_GIVEN TASK_. Search the listing for the string "name" and copy every line that contains it.

_RECORDS FOR THIS TASK_.
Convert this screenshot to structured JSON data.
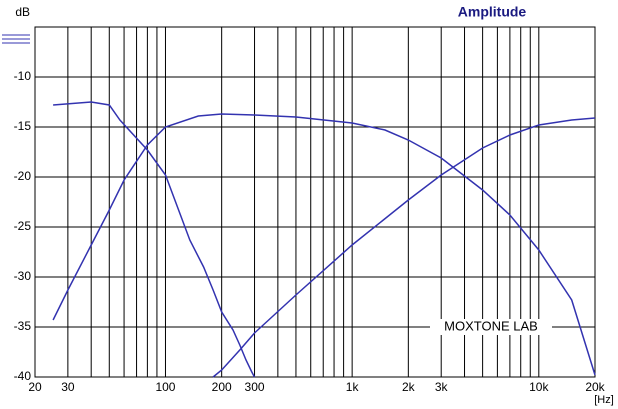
{
  "chart_data": {
    "type": "line",
    "title": "Amplitude",
    "ylabel": "dB",
    "xlabel": "[Hz]",
    "annotation": "MOXTONE LAB",
    "xscale": "log",
    "grid": true,
    "xlim": [
      20,
      20000
    ],
    "ylim": [
      -40,
      -5
    ],
    "xticks": [
      20,
      30,
      100,
      200,
      300,
      {
        "value": 1000,
        "label": "1k"
      },
      {
        "value": 2000,
        "label": "2k"
      },
      {
        "value": 3000,
        "label": "3k"
      },
      {
        "value": 10000,
        "label": "10k"
      },
      {
        "value": 20000,
        "label": "20k"
      }
    ],
    "xminor": [
      40,
      50,
      60,
      70,
      80,
      90,
      400,
      500,
      600,
      700,
      800,
      900,
      4000,
      5000,
      6000,
      7000,
      8000,
      9000
    ],
    "yticks": [
      -40,
      -35,
      -30,
      -25,
      -20,
      -15,
      -10
    ],
    "series": [
      {
        "color": "#3333b0",
        "x": [
          25,
          40,
          50,
          57,
          80,
          100,
          135,
          160,
          180,
          200,
          230,
          250,
          270,
          290,
          300
        ],
        "values": [
          -12.8,
          -12.5,
          -12.8,
          -14.3,
          -17.3,
          -19.8,
          -26.3,
          -29,
          -31.3,
          -33.5,
          -35.3,
          -36.8,
          -38.3,
          -39.5,
          -40
        ]
      },
      {
        "color": "#3333b0",
        "x": [
          25,
          30,
          40,
          50,
          60,
          80,
          100,
          150,
          200,
          300,
          500,
          1000,
          1500,
          2000,
          3000,
          5000,
          7000,
          10000,
          15000,
          20000
        ],
        "values": [
          -34.3,
          -31.3,
          -26.8,
          -23.3,
          -20.3,
          -16.8,
          -15,
          -13.9,
          -13.7,
          -13.8,
          -14,
          -14.6,
          -15.3,
          -16.3,
          -18.1,
          -21.3,
          -23.8,
          -27.3,
          -32.3,
          -39.8
        ]
      },
      {
        "color": "#3333b0",
        "x": [
          180,
          200,
          250,
          300,
          500,
          1000,
          2000,
          3000,
          5000,
          7000,
          10000,
          15000,
          20000
        ],
        "values": [
          -40,
          -39.3,
          -37.3,
          -35.6,
          -31.8,
          -26.8,
          -22.3,
          -19.8,
          -17.1,
          -15.8,
          -14.8,
          -14.3,
          -14.1
        ]
      }
    ]
  }
}
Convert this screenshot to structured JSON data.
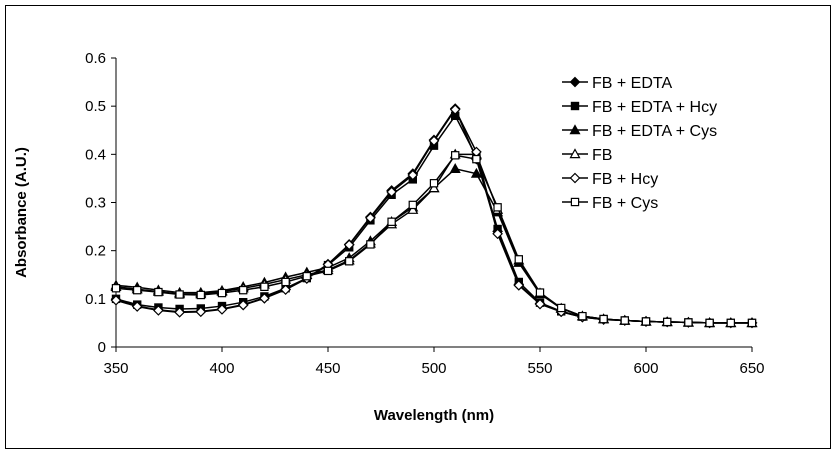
{
  "chart_data": {
    "type": "line",
    "title": "",
    "xlabel": "Wavelength (nm)",
    "ylabel": "Absorbance (A.U.)",
    "xlim": [
      350,
      650
    ],
    "ylim": [
      0,
      0.6
    ],
    "x_ticks": [
      "350",
      "400",
      "450",
      "500",
      "550",
      "600",
      "650"
    ],
    "y_ticks": [
      "0",
      "0.1",
      "0.2",
      "0.3",
      "0.4",
      "0.5",
      "0.6"
    ],
    "grid": false,
    "legend_position": "top-right",
    "x": [
      350,
      360,
      370,
      380,
      390,
      400,
      410,
      420,
      430,
      440,
      450,
      460,
      470,
      480,
      490,
      500,
      510,
      520,
      530,
      540,
      550,
      560,
      570,
      580,
      590,
      600,
      610,
      620,
      630,
      640,
      650
    ],
    "series": [
      {
        "name": "FB + EDTA",
        "marker": "diamond-filled",
        "values": [
          0.098,
          0.085,
          0.077,
          0.073,
          0.074,
          0.079,
          0.088,
          0.102,
          0.12,
          0.143,
          0.172,
          0.213,
          0.27,
          0.325,
          0.36,
          0.43,
          0.495,
          0.39,
          0.24,
          0.13,
          0.09,
          0.073,
          0.062,
          0.057,
          0.055,
          0.053,
          0.052,
          0.051,
          0.05,
          0.05,
          0.05
        ]
      },
      {
        "name": "FB + EDTA + Hcy",
        "marker": "square-filled",
        "values": [
          0.1,
          0.088,
          0.082,
          0.079,
          0.08,
          0.085,
          0.093,
          0.105,
          0.122,
          0.143,
          0.17,
          0.207,
          0.263,
          0.316,
          0.348,
          0.418,
          0.48,
          0.395,
          0.245,
          0.135,
          0.092,
          0.074,
          0.063,
          0.058,
          0.055,
          0.053,
          0.052,
          0.051,
          0.05,
          0.05,
          0.05
        ]
      },
      {
        "name": "FB + EDTA + Cys",
        "marker": "triangle-filled",
        "values": [
          0.128,
          0.124,
          0.118,
          0.113,
          0.113,
          0.117,
          0.125,
          0.134,
          0.145,
          0.155,
          0.165,
          0.185,
          0.22,
          0.26,
          0.29,
          0.33,
          0.37,
          0.36,
          0.28,
          0.175,
          0.11,
          0.08,
          0.064,
          0.058,
          0.055,
          0.053,
          0.052,
          0.051,
          0.05,
          0.05,
          0.05
        ]
      },
      {
        "name": "FB",
        "marker": "triangle-open",
        "values": [
          0.125,
          0.12,
          0.115,
          0.11,
          0.11,
          0.115,
          0.122,
          0.13,
          0.14,
          0.15,
          0.16,
          0.18,
          0.215,
          0.255,
          0.285,
          0.33,
          0.4,
          0.4,
          0.285,
          0.18,
          0.112,
          0.08,
          0.064,
          0.058,
          0.055,
          0.053,
          0.052,
          0.051,
          0.05,
          0.05,
          0.05
        ]
      },
      {
        "name": "FB + Hcy",
        "marker": "diamond-open",
        "values": [
          0.097,
          0.084,
          0.076,
          0.072,
          0.073,
          0.078,
          0.087,
          0.101,
          0.119,
          0.142,
          0.171,
          0.212,
          0.268,
          0.322,
          0.357,
          0.428,
          0.493,
          0.405,
          0.235,
          0.128,
          0.089,
          0.073,
          0.062,
          0.057,
          0.055,
          0.053,
          0.052,
          0.051,
          0.05,
          0.05,
          0.05
        ]
      },
      {
        "name": "FB + Cys",
        "marker": "square-open",
        "values": [
          0.122,
          0.118,
          0.114,
          0.109,
          0.108,
          0.112,
          0.118,
          0.125,
          0.135,
          0.147,
          0.158,
          0.178,
          0.213,
          0.26,
          0.295,
          0.34,
          0.398,
          0.39,
          0.29,
          0.182,
          0.113,
          0.081,
          0.064,
          0.058,
          0.055,
          0.053,
          0.052,
          0.051,
          0.05,
          0.05,
          0.05
        ]
      }
    ]
  }
}
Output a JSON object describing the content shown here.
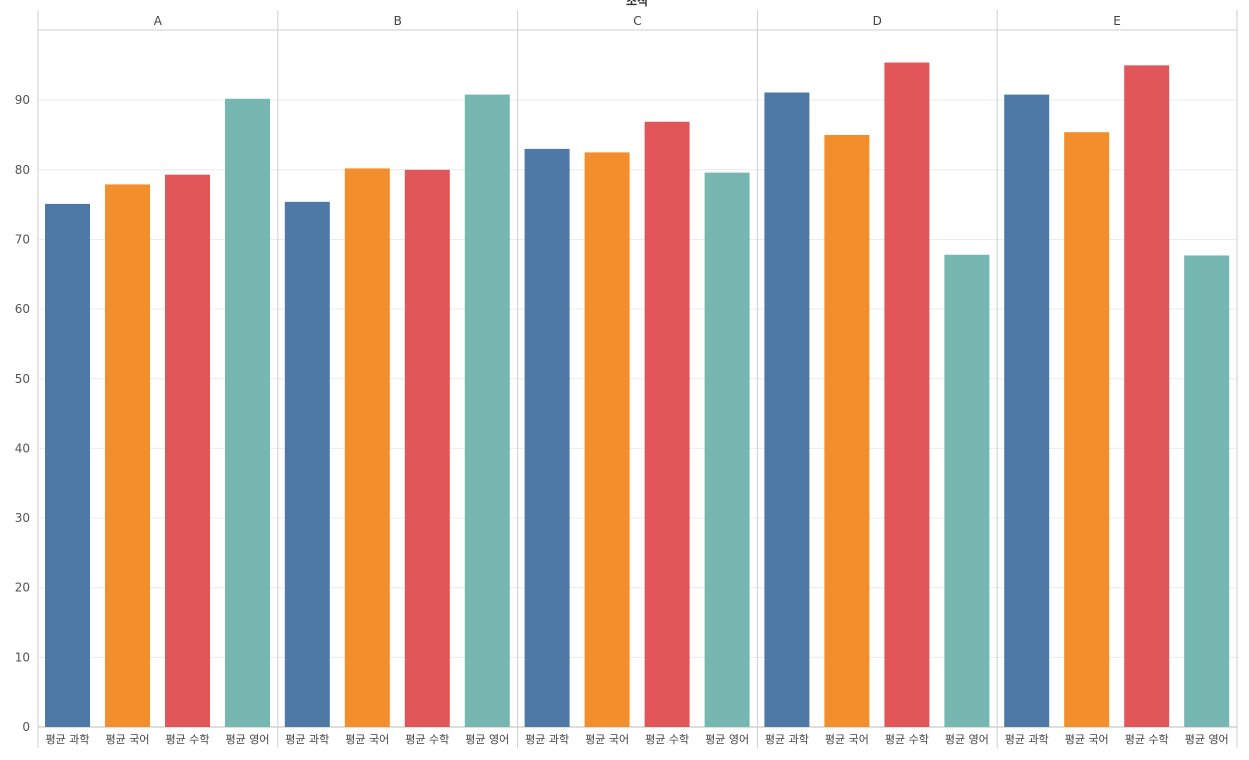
{
  "chart_data": {
    "type": "bar",
    "title": "조직",
    "facet_label": "조직",
    "facets": [
      "A",
      "B",
      "C",
      "D",
      "E"
    ],
    "categories": [
      "평균 과학",
      "평균 국어",
      "평균 수학",
      "평균 영어"
    ],
    "series_colors": [
      "#4e79a7",
      "#f28e2b",
      "#e15759",
      "#76b7b2"
    ],
    "values": [
      [
        75.1,
        77.9,
        79.3,
        90.2
      ],
      [
        75.4,
        80.2,
        80.0,
        90.8
      ],
      [
        83.0,
        82.5,
        86.9,
        79.6
      ],
      [
        91.1,
        85.0,
        95.4,
        67.8
      ],
      [
        90.8,
        85.4,
        95.0,
        67.7
      ]
    ],
    "y_ticks": [
      0,
      10,
      20,
      30,
      40,
      50,
      60,
      70,
      80,
      90
    ],
    "ylim": [
      0,
      100
    ],
    "xlabel": "",
    "ylabel": "",
    "grid": true
  }
}
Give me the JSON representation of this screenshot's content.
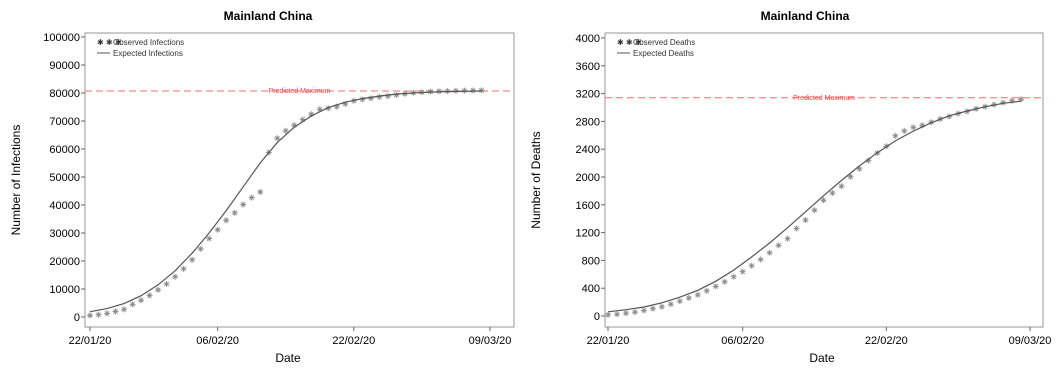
{
  "chart_data": [
    {
      "type": "scatter",
      "title": "Mainland China",
      "xlabel": "Date",
      "ylabel": "Number of Infections",
      "x_ticks": [
        "22/01/20",
        "06/02/20",
        "22/02/20",
        "09/03/20"
      ],
      "x_tick_days": [
        0,
        15,
        31,
        47
      ],
      "x_range_days": [
        0,
        47
      ],
      "ylim": [
        0,
        100000
      ],
      "y_ticks": [
        "0",
        "10000",
        "20000",
        "30000",
        "40000",
        "50000",
        "60000",
        "70000",
        "80000",
        "90000",
        "100000"
      ],
      "y_tick_values": [
        0,
        10000,
        20000,
        30000,
        40000,
        50000,
        60000,
        70000,
        80000,
        90000,
        100000
      ],
      "predicted_maximum": {
        "value": 80700,
        "label": "Predicted Maximum",
        "color": "#ff6b6b"
      },
      "legend": {
        "position": "top-left",
        "entries": [
          "Observed Infections",
          "Expected Infections"
        ]
      },
      "series": [
        {
          "name": "Observed Infections",
          "kind": "markers",
          "days": [
            0,
            1,
            2,
            3,
            4,
            5,
            6,
            7,
            8,
            9,
            10,
            11,
            12,
            13,
            14,
            15,
            16,
            17,
            18,
            19,
            20,
            21,
            22,
            23,
            24,
            25,
            26,
            27,
            28,
            29,
            30,
            31,
            32,
            33,
            34,
            35,
            36,
            37,
            38,
            39,
            40,
            41,
            42,
            43,
            44,
            45,
            46
          ],
          "values": [
            571,
            830,
            1287,
            1975,
            2744,
            4515,
            5974,
            7711,
            9692,
            11791,
            14380,
            17205,
            20438,
            24324,
            28018,
            31161,
            34546,
            37198,
            40171,
            42638,
            44653,
            58761,
            63851,
            66492,
            68500,
            70548,
            72436,
            74185,
            74576,
            75077,
            76100,
            77200,
            77700,
            78100,
            78600,
            78900,
            79300,
            79700,
            80100,
            80300,
            80500,
            80600,
            80700,
            80800,
            80850,
            80900,
            80950
          ]
        },
        {
          "name": "Expected Infections",
          "kind": "line",
          "days": [
            0,
            2,
            4,
            6,
            8,
            10,
            12,
            14,
            16,
            18,
            20,
            22,
            24,
            26,
            28,
            30,
            32,
            34,
            36,
            38,
            40,
            42,
            44,
            46
          ],
          "values": [
            1900,
            3000,
            4800,
            7600,
            11500,
            16500,
            22800,
            30000,
            38000,
            46500,
            55000,
            62300,
            67800,
            71800,
            74800,
            76700,
            78000,
            78900,
            79600,
            80000,
            80300,
            80500,
            80600,
            80700
          ]
        }
      ]
    },
    {
      "type": "scatter",
      "title": "Mainland China",
      "xlabel": "Date",
      "ylabel": "Number of Deaths",
      "x_ticks": [
        "22/01/20",
        "06/02/20",
        "22/02/20",
        "09/03/20"
      ],
      "x_tick_days": [
        0,
        15,
        31,
        47
      ],
      "x_range_days": [
        0,
        47
      ],
      "ylim": [
        0,
        4000
      ],
      "y_ticks": [
        "0",
        "400",
        "800",
        "1200",
        "1600",
        "2000",
        "2400",
        "2800",
        "3200",
        "3600",
        "4000"
      ],
      "y_tick_values": [
        0,
        400,
        800,
        1200,
        1600,
        2000,
        2400,
        2800,
        3200,
        3600,
        4000
      ],
      "predicted_maximum": {
        "value": 3140,
        "label": "Predicted Maximum",
        "color": "#ff6b6b"
      },
      "legend": {
        "position": "top-left",
        "entries": [
          "Observed Deaths",
          "Expected Deaths"
        ]
      },
      "series": [
        {
          "name": "Observed Deaths",
          "kind": "markers",
          "days": [
            0,
            1,
            2,
            3,
            4,
            5,
            6,
            7,
            8,
            9,
            10,
            11,
            12,
            13,
            14,
            15,
            16,
            17,
            18,
            19,
            20,
            21,
            22,
            23,
            24,
            25,
            26,
            27,
            28,
            29,
            30,
            31,
            32,
            33,
            34,
            35,
            36,
            37,
            38,
            39,
            40,
            41,
            42,
            43,
            44,
            45,
            46
          ],
          "values": [
            17,
            25,
            41,
            56,
            80,
            106,
            132,
            170,
            213,
            259,
            304,
            362,
            426,
            492,
            565,
            638,
            724,
            813,
            910,
            1016,
            1113,
            1259,
            1380,
            1523,
            1665,
            1770,
            1868,
            2004,
            2118,
            2236,
            2345,
            2442,
            2592,
            2663,
            2715,
            2744,
            2788,
            2835,
            2870,
            2912,
            2943,
            2981,
            3012,
            3042,
            3070,
            3097,
            3119
          ]
        },
        {
          "name": "Expected Deaths",
          "kind": "line",
          "days": [
            0,
            2,
            4,
            6,
            8,
            10,
            12,
            14,
            16,
            18,
            20,
            22,
            24,
            26,
            28,
            30,
            32,
            34,
            36,
            38,
            40,
            42,
            44,
            46
          ],
          "values": [
            60,
            90,
            130,
            190,
            270,
            370,
            500,
            660,
            850,
            1050,
            1270,
            1500,
            1730,
            1950,
            2160,
            2350,
            2520,
            2660,
            2780,
            2880,
            2950,
            3010,
            3060,
            3090
          ]
        }
      ]
    }
  ]
}
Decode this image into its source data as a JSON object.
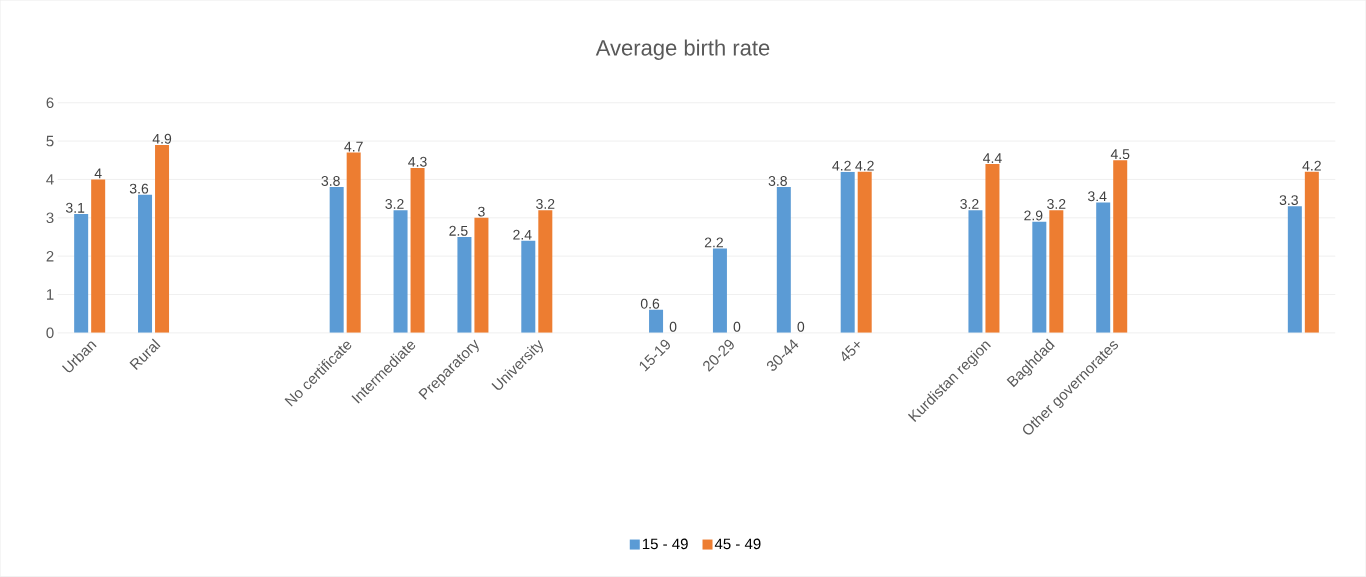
{
  "chart_data": {
    "type": "bar",
    "title": "Average birth rate",
    "categories": [
      "Urban",
      "Rural",
      null,
      null,
      "No certificate",
      "Intermediate",
      "Preparatory",
      "University",
      null,
      "15-19",
      "20-29",
      "30-44",
      "45+",
      null,
      "Kurdistan region",
      "Baghdad",
      "Other governorates",
      null,
      null,
      null
    ],
    "series": [
      {
        "name": "15 - 49",
        "color": "#5b9bd5",
        "values": [
          3.1,
          3.6,
          null,
          null,
          3.8,
          3.2,
          2.5,
          2.4,
          null,
          0.6,
          2.2,
          3.8,
          4.2,
          null,
          3.2,
          2.9,
          3.4,
          null,
          null,
          3.3
        ]
      },
      {
        "name": "45 - 49",
        "color": "#ed7d31",
        "values": [
          4,
          4.9,
          null,
          null,
          4.7,
          4.3,
          3,
          3.2,
          null,
          0,
          0,
          0,
          4.2,
          null,
          4.4,
          3.2,
          4.5,
          null,
          null,
          4.2
        ]
      }
    ],
    "ylim": [
      0,
      6
    ],
    "yticks": [
      0,
      1,
      2,
      3,
      4,
      5,
      6
    ],
    "grid": "y",
    "legend": "bottom",
    "data_labels": true
  }
}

_FINAL RESULT_.
        "name": "FB + EDTA",
        "name": "FB + EDTA + Hcy",
        "name": "FB + EDTA + Cys",
        "name": "FB",
        "name": "FB + Hcy",
        "name": "FB + Cys",
          "name": "Observed Infections",
          "name": "Expected Infections",
          "name": "Observed Deaths",
          "name": "Expected Deaths",
        "name": "15 - 49",
        "name": "45 - 49",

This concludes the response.